RNU Easter Statement 2018

Republican Network for Unity National Chairperson, Eadhárd Ó Cuinn delivers the National Easter Statement in Ardoyne.

The end of one campaign is not the end of the struggle but merely the beginning of a new phase of the same struggle.

Easter Statement from the Republican Network for Unity

A chairde,

On the 102nd anniversary of the historic Proclamation of the Irish Republic, the leadership of the Republican Network for Unity sends solidarity greetings to all its members, activists, friends and supporters in Ireland and abroad. We also like to send solidarity to our Cogús political prisoners and all Irish Republican prisoners. We also take this opportunity to add our voice, to the many, in calling for the immediate release of Tony Taylor.

102 years after the Proclamation of the Irish Republic, the Republic envisioned by its signatories has still not been delivered. The national, social, economic and cultural contradictions between the proclaimed Irish Republic of 1916 and today’s Ireland are striking.

The national question, as it is called, has not been solved.
We as Irish Republicans owe it to the memory of Ireland’s patriot dead to ensure that the goal of a unified Ireland does not simply become a cleche or an Easter battle cry. We must become relevant in our communities and popularise the Republican message. It is also incumbant upon us all to ensure that sudo gangs, egotists and self promotors are challenged for their anti-republican activity.

Brexit has brought the border dividing Ireland back to international attention.
We as Irish Republicans need to garner that international attention to further highlight Britain’s continued partition of Ireland.

The continued social and economic decline in Ireland sees us with an unprecedented raise
in homelesness, unemployment, bank repossessions and emigration, this is not the Ireland envisaged by Pearse and Connolly.
We in RNU call for the opening up of ghost housing estates to help eleavate the homeless issue. We call for all-Ireland provision of better drug and alcohol support and a ring-fencing of mental health provision. We also call for improved financial help for local business, particulary in rural areas of Ireland.

Much has been made recently around support for an Irish language act. The Irish language belongs to all of us. We in RNU are in awe of the growing Irish language community and the huge raise of young people and parents who are choosing to avail of Irish medium education. (inniu Iarrann RNU Acht na Gaeilge anois)

Easter 2018 also marks the 20th anniversary of the signing of the Good Friday Agreement. Much had been promised to ordinary working-class people on both sides of the sectarian divide in the 6 Counties but very little has been delivered.

On a daily basis, jobs are being lost while politicians sit in Stormont, doing nothing for high wages. We, as Irish Republicans, articulated a message in 1998 that a return to Stormont would perpetulate sectarianism and continue idefinitely Britain’s usurpation of Irish soverntry. Despite being vilified and marginalised our message was sadly proven correct: Stormont cannot deliver and it will not deliver for the working-class people in the 6 Counties.

Instead of austerity from Stormont, Dublin and London, we believe in a united Irish Republic. This Republic proclaimed at Easter week 1916 is the Republic of Wolfe Tone. We believe in an inclusive Republic that provides equal opportunities for all of its citizens.

2018 also marks the 100th anniversary of votes for women. In the early 20th century, the militant suffragette women were at the forefront of the anti-colonial struggle in Ireland. Among those who formed Cumann na mBan, fought in 1916 and, later, rejected the treaty that partioned Ireland in 1921 were Irish suffragettes. Much has been achieved for women in the past 100 years – nonetheless, women are still not equal citizens today. The Republican Network of Unity needs to lead by example in all areas. Therefore, one of our tasks is to encourage more women to actively join the Republican struggle and follow the lead of women like Máire Drumm by taking on leading roles within our organisation.

◆ **Extracted information**
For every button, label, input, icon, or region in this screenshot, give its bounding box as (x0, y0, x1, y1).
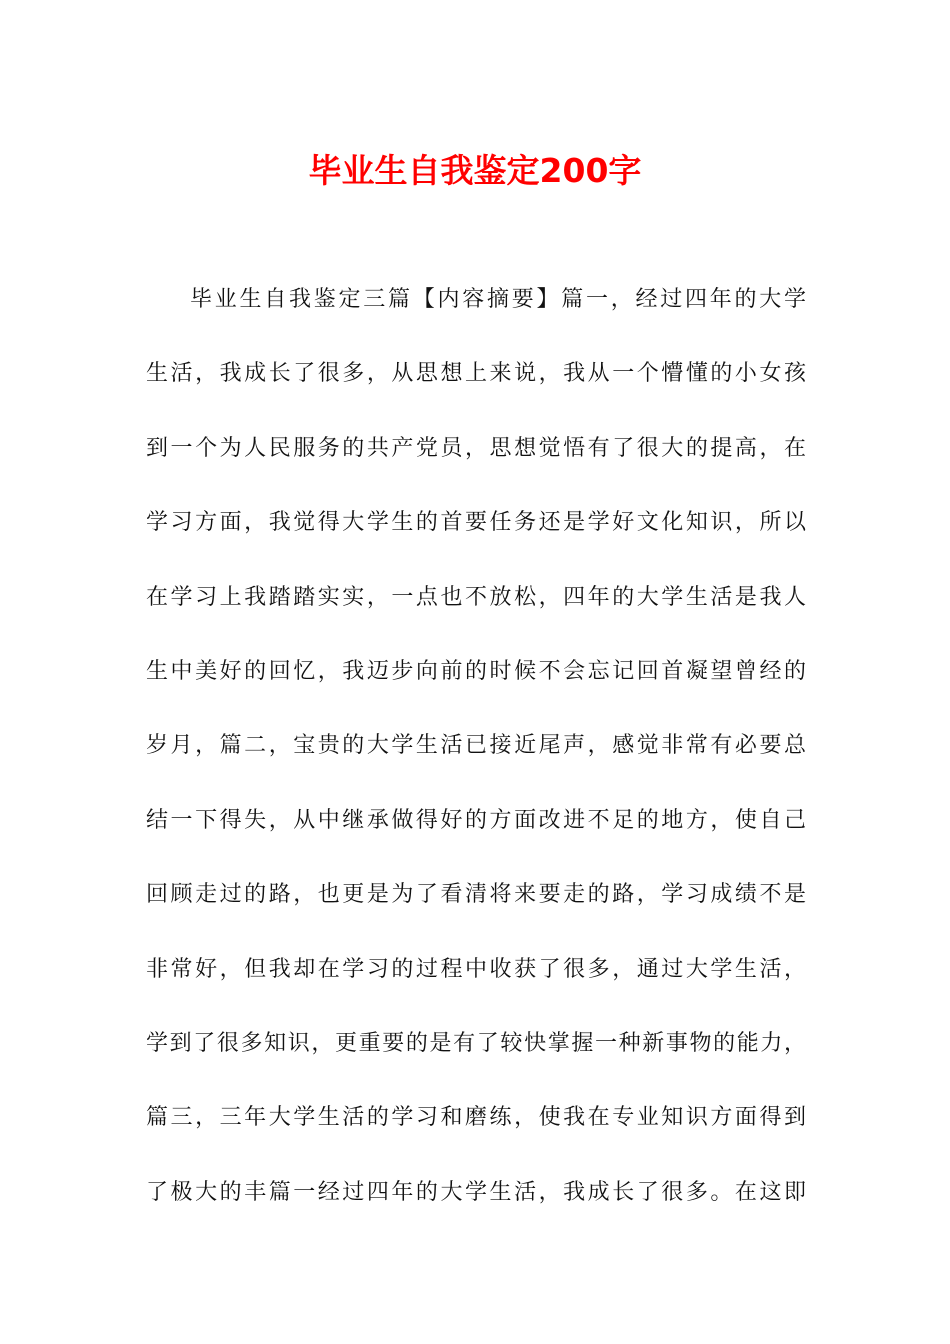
---
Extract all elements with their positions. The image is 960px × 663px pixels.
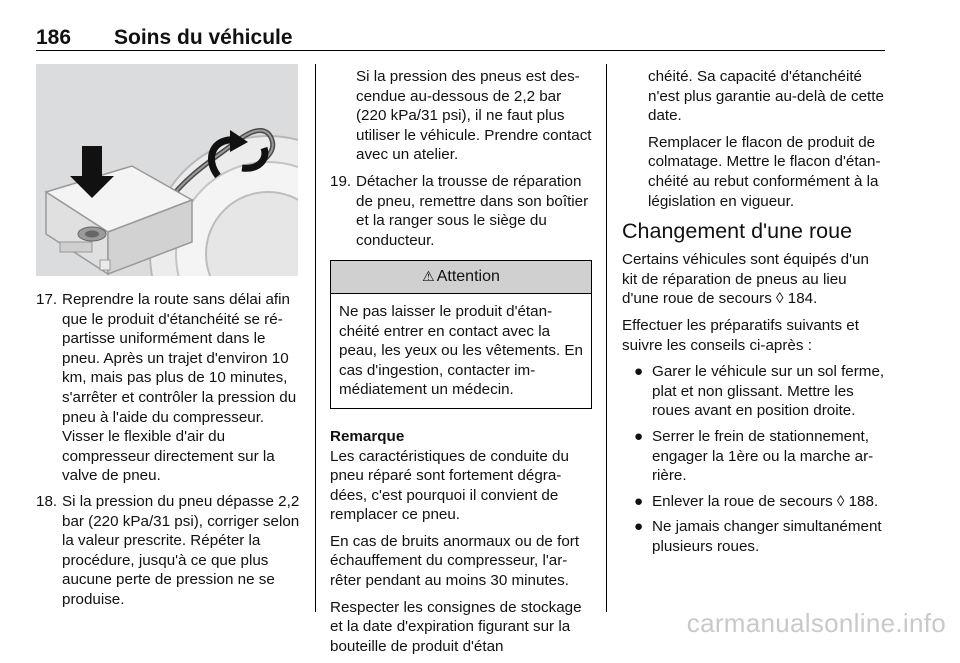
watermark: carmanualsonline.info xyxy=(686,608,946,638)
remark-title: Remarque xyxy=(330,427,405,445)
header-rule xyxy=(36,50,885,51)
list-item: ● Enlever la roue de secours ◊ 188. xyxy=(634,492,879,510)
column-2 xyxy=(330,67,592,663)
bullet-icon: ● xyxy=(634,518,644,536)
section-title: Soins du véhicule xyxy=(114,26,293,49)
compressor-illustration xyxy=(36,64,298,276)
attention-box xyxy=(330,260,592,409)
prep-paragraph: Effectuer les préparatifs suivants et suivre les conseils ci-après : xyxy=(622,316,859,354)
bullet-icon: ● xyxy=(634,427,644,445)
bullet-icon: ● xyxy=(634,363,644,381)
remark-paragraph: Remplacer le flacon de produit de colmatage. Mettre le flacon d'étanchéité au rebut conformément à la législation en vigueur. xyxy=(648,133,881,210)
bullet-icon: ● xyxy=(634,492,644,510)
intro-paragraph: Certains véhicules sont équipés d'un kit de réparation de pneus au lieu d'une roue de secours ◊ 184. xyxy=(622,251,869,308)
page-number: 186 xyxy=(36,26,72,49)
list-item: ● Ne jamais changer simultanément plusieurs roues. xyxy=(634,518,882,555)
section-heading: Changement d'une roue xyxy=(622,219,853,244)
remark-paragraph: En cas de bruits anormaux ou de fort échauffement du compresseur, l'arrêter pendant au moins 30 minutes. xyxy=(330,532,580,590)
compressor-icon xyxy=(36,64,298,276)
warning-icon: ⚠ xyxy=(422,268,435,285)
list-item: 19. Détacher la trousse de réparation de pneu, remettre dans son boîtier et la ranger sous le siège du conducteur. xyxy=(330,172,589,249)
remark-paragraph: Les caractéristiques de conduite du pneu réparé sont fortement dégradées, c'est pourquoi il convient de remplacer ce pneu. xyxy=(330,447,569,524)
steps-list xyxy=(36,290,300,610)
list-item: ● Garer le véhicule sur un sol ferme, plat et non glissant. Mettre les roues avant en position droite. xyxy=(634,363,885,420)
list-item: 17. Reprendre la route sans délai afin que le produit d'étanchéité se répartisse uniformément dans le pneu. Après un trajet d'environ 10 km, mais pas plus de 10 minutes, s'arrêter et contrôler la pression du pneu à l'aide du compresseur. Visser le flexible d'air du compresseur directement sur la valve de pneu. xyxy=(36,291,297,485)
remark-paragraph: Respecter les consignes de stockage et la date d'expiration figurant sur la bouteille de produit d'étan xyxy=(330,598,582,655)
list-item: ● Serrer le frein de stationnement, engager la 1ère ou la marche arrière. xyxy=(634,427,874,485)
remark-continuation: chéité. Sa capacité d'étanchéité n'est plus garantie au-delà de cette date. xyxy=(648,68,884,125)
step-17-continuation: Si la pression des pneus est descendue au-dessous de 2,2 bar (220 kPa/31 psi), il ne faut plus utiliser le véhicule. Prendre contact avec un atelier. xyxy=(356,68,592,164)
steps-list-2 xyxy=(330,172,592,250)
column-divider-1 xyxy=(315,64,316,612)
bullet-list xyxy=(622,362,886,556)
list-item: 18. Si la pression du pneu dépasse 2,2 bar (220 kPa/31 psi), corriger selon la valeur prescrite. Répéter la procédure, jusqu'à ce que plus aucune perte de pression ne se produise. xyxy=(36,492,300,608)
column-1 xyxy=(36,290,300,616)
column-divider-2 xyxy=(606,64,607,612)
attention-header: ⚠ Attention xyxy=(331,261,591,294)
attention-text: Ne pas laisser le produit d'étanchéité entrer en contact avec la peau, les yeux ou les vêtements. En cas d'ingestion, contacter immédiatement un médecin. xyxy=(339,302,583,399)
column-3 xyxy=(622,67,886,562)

◆ **Exercise task 1**
Reproduce everything in the RNU Easter statement from "Easter 2018 also" down to "has been delivered.".
◆ **Exercise task 2**
In one to three sentences, explain why the RNU Easter statement says the organization should encourage more women to join the Republican struggle.
◆ **Exercise task 3**
Turn the paragraph of the RNU Easter statement that begins "The continued social and economic decline" into a short bulleted list that keeps its main facts.

◆ **Output 1**
Easter 2018 also marks the 20th anniversary of the signing of the Good Friday Agreement. Much had been promised to ordinary working-class people on both sides of the sectarian divide in the 6 Counties but very little has been delivered.

◆ **Output 2**
The statement says that although much has been achieved for women in the past 100 years, women are still not equal citizens today, and the organization needs to lead by example in all areas. It therefore sets itself the task of encouraging more women to join the struggle actively and take on leading roles within the organization, following women like Máire Drumm.

◆ **Output 3**
- Ireland faces an unprecedented rise in homelessness, unemployment, bank repossessions and emigration. This is not the Ireland Pearse and Connolly envisaged.
- RNU calls for:
  - opening up ghost housing estates to help with homelessness
  - better all-Ireland drug and alcohol support
  - ring-fenced mental health provision
  - more financial help for local business, especially in rural areas